- **DATA FOR PROCESSING**:
━━━━━━━━━━

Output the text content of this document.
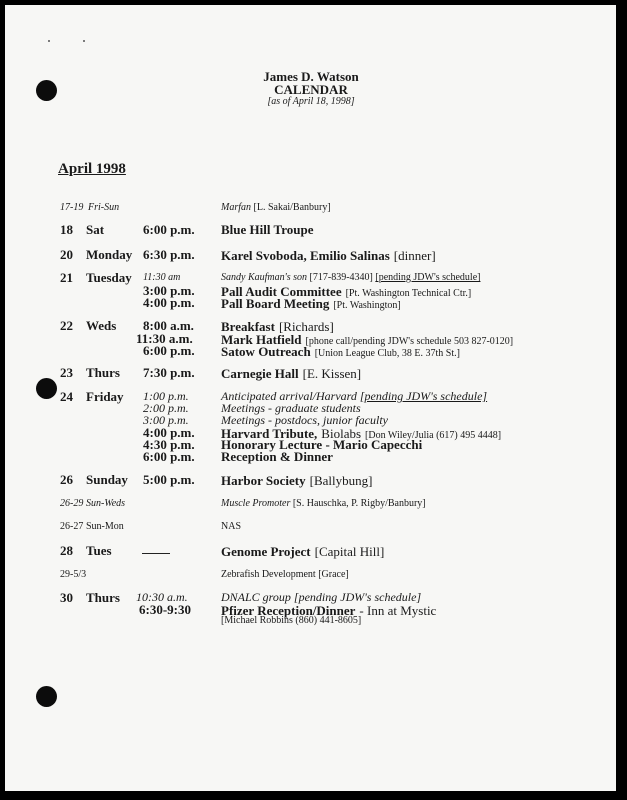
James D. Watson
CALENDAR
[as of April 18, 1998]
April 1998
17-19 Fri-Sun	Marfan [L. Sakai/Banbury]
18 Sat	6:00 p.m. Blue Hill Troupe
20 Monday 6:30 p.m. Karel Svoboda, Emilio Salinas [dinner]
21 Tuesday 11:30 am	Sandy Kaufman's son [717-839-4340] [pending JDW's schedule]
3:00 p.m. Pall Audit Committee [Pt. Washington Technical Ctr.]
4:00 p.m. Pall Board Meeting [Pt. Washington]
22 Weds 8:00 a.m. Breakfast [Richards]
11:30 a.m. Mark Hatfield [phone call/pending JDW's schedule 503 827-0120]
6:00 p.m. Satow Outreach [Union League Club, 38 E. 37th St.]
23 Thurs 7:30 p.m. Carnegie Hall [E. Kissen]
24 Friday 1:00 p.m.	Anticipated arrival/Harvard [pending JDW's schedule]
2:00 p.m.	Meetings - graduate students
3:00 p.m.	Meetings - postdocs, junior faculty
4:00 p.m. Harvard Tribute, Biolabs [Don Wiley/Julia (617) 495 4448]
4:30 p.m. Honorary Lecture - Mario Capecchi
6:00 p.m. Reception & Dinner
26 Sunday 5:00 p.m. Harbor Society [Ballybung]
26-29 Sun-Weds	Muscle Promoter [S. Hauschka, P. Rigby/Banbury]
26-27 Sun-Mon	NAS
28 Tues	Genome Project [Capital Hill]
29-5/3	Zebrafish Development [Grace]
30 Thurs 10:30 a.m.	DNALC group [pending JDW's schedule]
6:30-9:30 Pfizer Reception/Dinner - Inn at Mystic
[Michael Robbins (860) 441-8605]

━━━━━━━━━━

- **WHAT THIS TASK INVOLVES**: Look over the listing above. Pick out and copy every line that includes "Thurs".

- **TASK RESPONSE**:
23 Thurs 7:30 p.m. Carnegie Hall [E. Kissen]
30 Thurs 10:30 a.m.	DNALC group [pending JDW's schedule]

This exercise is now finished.